== PROVIDED INFORMATION

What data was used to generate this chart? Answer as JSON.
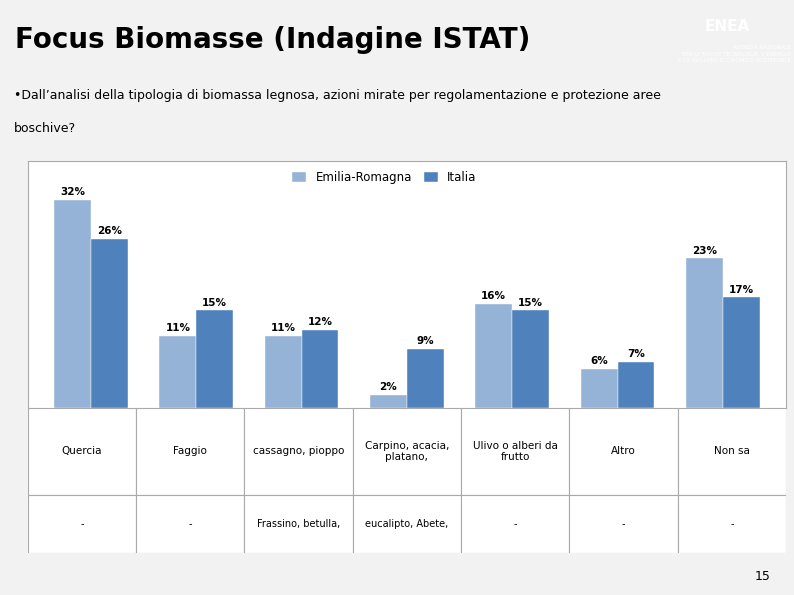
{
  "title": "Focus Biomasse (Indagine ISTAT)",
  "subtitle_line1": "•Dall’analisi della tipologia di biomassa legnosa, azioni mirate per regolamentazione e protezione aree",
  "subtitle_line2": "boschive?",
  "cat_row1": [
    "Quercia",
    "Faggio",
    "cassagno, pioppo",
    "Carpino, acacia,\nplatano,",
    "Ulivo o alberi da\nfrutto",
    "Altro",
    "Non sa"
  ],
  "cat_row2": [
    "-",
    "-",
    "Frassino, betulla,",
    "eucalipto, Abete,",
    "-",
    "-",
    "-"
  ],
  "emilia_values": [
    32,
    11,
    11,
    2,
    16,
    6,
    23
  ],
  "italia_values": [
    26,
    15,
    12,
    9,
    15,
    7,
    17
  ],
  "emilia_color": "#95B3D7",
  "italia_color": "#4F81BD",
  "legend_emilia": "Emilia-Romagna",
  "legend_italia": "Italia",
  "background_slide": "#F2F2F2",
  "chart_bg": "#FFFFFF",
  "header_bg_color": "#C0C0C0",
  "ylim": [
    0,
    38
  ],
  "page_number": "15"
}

====

→ TASK INSTRUCTIONS: Leaving out the pictures, repeat the data above exactly.

→ RESPONSE:
What data was used to generate this chart? Answer as JSON.
{
  "title": "Focus Biomasse (Indagine ISTAT)",
  "subtitle_line1": "•Dall’analisi della tipologia di biomassa legnosa, azioni mirate per regolamentazione e protezione aree",
  "subtitle_line2": "boschive?",
  "cat_row1": [
    "Quercia",
    "Faggio",
    "cassagno, pioppo",
    "Carpino, acacia,\nplatano,",
    "Ulivo o alberi da\nfrutto",
    "Altro",
    "Non sa"
  ],
  "cat_row2": [
    "-",
    "-",
    "Frassino, betulla,",
    "eucalipto, Abete,",
    "-",
    "-",
    "-"
  ],
  "emilia_values": [
    32,
    11,
    11,
    2,
    16,
    6,
    23
  ],
  "italia_values": [
    26,
    15,
    12,
    9,
    15,
    7,
    17
  ],
  "emilia_color": "#95B3D7",
  "italia_color": "#4F81BD",
  "legend_emilia": "Emilia-Romagna",
  "legend_italia": "Italia",
  "background_slide": "#F2F2F2",
  "chart_bg": "#FFFFFF",
  "header_bg_color": "#C0C0C0",
  "ylim": [
    0,
    38
  ],
  "page_number": "15"
}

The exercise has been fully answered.